[WHAT YOU ARE ASKED TO DO] Restate, word for word, all of the material shown below.

[EXTRACTED DATA]
-------------------------

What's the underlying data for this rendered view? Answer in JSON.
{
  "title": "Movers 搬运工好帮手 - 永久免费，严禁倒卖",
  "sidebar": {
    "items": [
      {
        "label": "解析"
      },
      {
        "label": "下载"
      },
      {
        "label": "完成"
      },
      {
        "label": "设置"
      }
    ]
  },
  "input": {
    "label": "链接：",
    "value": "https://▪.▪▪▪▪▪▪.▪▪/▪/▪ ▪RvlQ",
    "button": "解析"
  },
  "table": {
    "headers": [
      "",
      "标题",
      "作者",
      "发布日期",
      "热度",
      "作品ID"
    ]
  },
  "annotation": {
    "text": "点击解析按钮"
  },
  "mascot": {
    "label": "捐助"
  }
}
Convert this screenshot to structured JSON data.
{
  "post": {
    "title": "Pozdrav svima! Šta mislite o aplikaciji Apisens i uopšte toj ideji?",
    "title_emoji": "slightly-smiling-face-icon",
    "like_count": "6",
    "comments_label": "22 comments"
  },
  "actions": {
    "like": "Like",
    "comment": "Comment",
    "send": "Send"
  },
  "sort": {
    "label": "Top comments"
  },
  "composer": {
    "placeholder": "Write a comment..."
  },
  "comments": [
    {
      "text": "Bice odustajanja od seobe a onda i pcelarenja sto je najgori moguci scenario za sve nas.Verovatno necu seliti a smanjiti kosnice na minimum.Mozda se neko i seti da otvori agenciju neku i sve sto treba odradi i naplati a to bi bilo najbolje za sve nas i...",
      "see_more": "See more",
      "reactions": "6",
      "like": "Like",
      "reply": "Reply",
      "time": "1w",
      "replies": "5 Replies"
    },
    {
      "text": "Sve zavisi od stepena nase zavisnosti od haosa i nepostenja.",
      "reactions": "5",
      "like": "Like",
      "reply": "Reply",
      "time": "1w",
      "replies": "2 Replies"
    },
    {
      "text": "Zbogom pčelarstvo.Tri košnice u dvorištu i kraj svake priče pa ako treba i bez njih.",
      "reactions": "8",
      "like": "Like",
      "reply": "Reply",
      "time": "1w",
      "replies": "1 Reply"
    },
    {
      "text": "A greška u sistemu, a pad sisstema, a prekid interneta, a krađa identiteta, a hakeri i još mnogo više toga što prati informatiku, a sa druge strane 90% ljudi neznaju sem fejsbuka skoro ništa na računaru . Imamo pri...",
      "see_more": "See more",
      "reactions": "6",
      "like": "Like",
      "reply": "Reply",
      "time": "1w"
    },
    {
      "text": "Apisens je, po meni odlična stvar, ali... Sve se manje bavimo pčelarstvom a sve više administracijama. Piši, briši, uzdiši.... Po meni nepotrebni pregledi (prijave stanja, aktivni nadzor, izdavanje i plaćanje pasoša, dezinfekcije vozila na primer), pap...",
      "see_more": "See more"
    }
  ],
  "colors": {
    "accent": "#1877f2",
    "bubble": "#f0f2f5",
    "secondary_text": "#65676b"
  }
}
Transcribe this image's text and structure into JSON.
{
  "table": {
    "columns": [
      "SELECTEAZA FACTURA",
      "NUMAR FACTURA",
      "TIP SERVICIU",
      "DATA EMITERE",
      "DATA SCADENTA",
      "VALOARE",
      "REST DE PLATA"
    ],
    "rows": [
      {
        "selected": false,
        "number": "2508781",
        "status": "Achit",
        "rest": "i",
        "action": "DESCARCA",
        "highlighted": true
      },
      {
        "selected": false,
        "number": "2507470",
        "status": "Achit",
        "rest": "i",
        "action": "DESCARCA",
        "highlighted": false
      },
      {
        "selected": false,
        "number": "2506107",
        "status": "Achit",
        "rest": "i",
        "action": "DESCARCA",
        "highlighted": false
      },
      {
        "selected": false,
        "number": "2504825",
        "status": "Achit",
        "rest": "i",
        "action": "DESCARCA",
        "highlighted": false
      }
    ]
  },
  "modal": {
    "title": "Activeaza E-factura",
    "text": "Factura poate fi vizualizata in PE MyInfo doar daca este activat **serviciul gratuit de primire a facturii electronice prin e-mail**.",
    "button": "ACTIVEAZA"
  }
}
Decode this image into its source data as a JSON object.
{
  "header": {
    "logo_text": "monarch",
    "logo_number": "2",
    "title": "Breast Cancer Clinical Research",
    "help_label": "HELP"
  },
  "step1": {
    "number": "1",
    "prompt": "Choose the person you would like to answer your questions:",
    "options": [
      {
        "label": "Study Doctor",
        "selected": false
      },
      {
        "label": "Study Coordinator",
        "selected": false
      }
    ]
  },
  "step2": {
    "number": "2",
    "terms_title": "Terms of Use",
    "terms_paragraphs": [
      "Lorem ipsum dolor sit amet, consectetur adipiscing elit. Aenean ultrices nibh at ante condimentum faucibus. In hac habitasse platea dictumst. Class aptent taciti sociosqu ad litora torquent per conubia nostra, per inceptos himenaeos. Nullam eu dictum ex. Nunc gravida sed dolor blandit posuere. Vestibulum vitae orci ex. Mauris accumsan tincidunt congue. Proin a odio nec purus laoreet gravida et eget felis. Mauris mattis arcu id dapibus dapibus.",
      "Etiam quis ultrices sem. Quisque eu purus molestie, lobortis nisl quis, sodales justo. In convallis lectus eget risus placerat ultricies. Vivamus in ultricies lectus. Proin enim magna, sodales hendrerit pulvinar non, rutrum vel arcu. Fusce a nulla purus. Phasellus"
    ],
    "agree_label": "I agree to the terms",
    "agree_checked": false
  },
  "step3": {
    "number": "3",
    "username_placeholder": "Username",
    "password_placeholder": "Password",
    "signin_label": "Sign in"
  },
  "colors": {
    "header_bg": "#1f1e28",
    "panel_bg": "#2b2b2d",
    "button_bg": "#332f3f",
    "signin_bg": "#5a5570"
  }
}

-------------------------

[RESPONSE BELOW]
What's the underlying data for this rendered view? Answer in JSON.
{
  "title": "Movers 搬运工好帮手 - 永久免费，严禁倒卖",
  "sidebar": {
    "items": [
      {
        "label": "解析"
      },
      {
        "label": "下载"
      },
      {
        "label": "完成"
      },
      {
        "label": "设置"
      }
    ]
  },
  "input": {
    "label": "链接：",
    "value": "https://▪.▪▪▪▪▪▪.▪▪/▪/▪ ▪RvlQ",
    "button": "解析"
  },
  "table": {
    "headers": [
      "",
      "标题",
      "作者",
      "发布日期",
      "热度",
      "作品ID"
    ]
  },
  "annotation": {
    "text": "点击解析按钮"
  },
  "mascot": {
    "label": "捐助"
  }
}
Convert this screenshot to structured JSON data.
{
  "post": {
    "title": "Pozdrav svima! Šta mislite o aplikaciji Apisens i uopšte toj ideji?",
    "title_emoji": "slightly-smiling-face-icon",
    "like_count": "6",
    "comments_label": "22 comments"
  },
  "actions": {
    "like": "Like",
    "comment": "Comment",
    "send": "Send"
  },
  "sort": {
    "label": "Top comments"
  },
  "composer": {
    "placeholder": "Write a comment..."
  },
  "comments": [
    {
      "text": "Bice odustajanja od seobe a onda i pcelarenja sto je najgori moguci scenario za sve nas.Verovatno necu seliti a smanjiti kosnice na minimum.Mozda se neko i seti da otvori agenciju neku i sve sto treba odradi i naplati a to bi bilo najbolje za sve nas i...",
      "see_more": "See more",
      "reactions": "6",
      "like": "Like",
      "reply": "Reply",
      "time": "1w",
      "replies": "5 Replies"
    },
    {
      "text": "Sve zavisi od stepena nase zavisnosti od haosa i nepostenja.",
      "reactions": "5",
      "like": "Like",
      "reply": "Reply",
      "time": "1w",
      "replies": "2 Replies"
    },
    {
      "text": "Zbogom pčelarstvo.Tri košnice u dvorištu i kraj svake priče pa ako treba i bez njih.",
      "reactions": "8",
      "like": "Like",
      "reply": "Reply",
      "time": "1w",
      "replies": "1 Reply"
    },
    {
      "text": "A greška u sistemu, a pad sisstema, a prekid interneta, a krađa identiteta, a hakeri i još mnogo više toga što prati informatiku, a sa druge strane 90% ljudi neznaju sem fejsbuka skoro ništa na računaru . Imamo pri...",
      "see_more": "See more",
      "reactions": "6",
      "like": "Like",
      "reply": "Reply",
      "time": "1w"
    },
    {
      "text": "Apisens je, po meni odlična stvar, ali... Sve se manje bavimo pčelarstvom a sve više administracijama. Piši, briši, uzdiši.... Po meni nepotrebni pregledi (prijave stanja, aktivni nadzor, izdavanje i plaćanje pasoša, dezinfekcije vozila na primer), pap...",
      "see_more": "See more"
    }
  ],
  "colors": {
    "accent": "#1877f2",
    "bubble": "#f0f2f5",
    "secondary_text": "#65676b"
  }
}
Transcribe this image's text and structure into JSON.
{
  "table": {
    "columns": [
      "SELECTEAZA FACTURA",
      "NUMAR FACTURA",
      "TIP SERVICIU",
      "DATA EMITERE",
      "DATA SCADENTA",
      "VALOARE",
      "REST DE PLATA"
    ],
    "rows": [
      {
        "selected": false,
        "number": "2508781",
        "status": "Achit",
        "rest": "i",
        "action": "DESCARCA",
        "highlighted": true
      },
      {
        "selected": false,
        "number": "2507470",
        "status": "Achit",
        "rest": "i",
        "action": "DESCARCA",
        "highlighted": false
      },
      {
        "selected": false,
        "number": "2506107",
        "status": "Achit",
        "rest": "i",
        "action": "DESCARCA",
        "highlighted": false
      },
      {
        "selected": false,
        "number": "2504825",
        "status": "Achit",
        "rest": "i",
        "action": "DESCARCA",
        "highlighted": false
      }
    ]
  },
  "modal": {
    "title": "Activeaza E-factura",
    "text": "Factura poate fi vizualizata in PE MyInfo doar daca este activat **serviciul gratuit de primire a facturii electronice prin e-mail**.",
    "button": "ACTIVEAZA"
  }
}
Decode this image into its source data as a JSON object.
{
  "header": {
    "logo_text": "monarch",
    "logo_number": "2",
    "title": "Breast Cancer Clinical Research",
    "help_label": "HELP"
  },
  "step1": {
    "number": "1",
    "prompt": "Choose the person you would like to answer your questions:",
    "options": [
      {
        "label": "Study Doctor",
        "selected": false
      },
      {
        "label": "Study Coordinator",
        "selected": false
      }
    ]
  },
  "step2": {
    "number": "2",
    "terms_title": "Terms of Use",
    "terms_paragraphs": [
      "Lorem ipsum dolor sit amet, consectetur adipiscing elit. Aenean ultrices nibh at ante condimentum faucibus. In hac habitasse platea dictumst. Class aptent taciti sociosqu ad litora torquent per conubia nostra, per inceptos himenaeos. Nullam eu dictum ex. Nunc gravida sed dolor blandit posuere. Vestibulum vitae orci ex. Mauris accumsan tincidunt congue. Proin a odio nec purus laoreet gravida et eget felis. Mauris mattis arcu id dapibus dapibus.",
      "Etiam quis ultrices sem. Quisque eu purus molestie, lobortis nisl quis, sodales justo. In convallis lectus eget risus placerat ultricies. Vivamus in ultricies lectus. Proin enim magna, sodales hendrerit pulvinar non, rutrum vel arcu. Fusce a nulla purus. Phasellus"
    ],
    "agree_label": "I agree to the terms",
    "agree_checked": false
  },
  "step3": {
    "number": "3",
    "username_placeholder": "Username",
    "password_placeholder": "Password",
    "signin_label": "Sign in"
  },
  "colors": {
    "header_bg": "#1f1e28",
    "panel_bg": "#2b2b2d",
    "button_bg": "#332f3f",
    "signin_bg": "#5a5570"
  }
}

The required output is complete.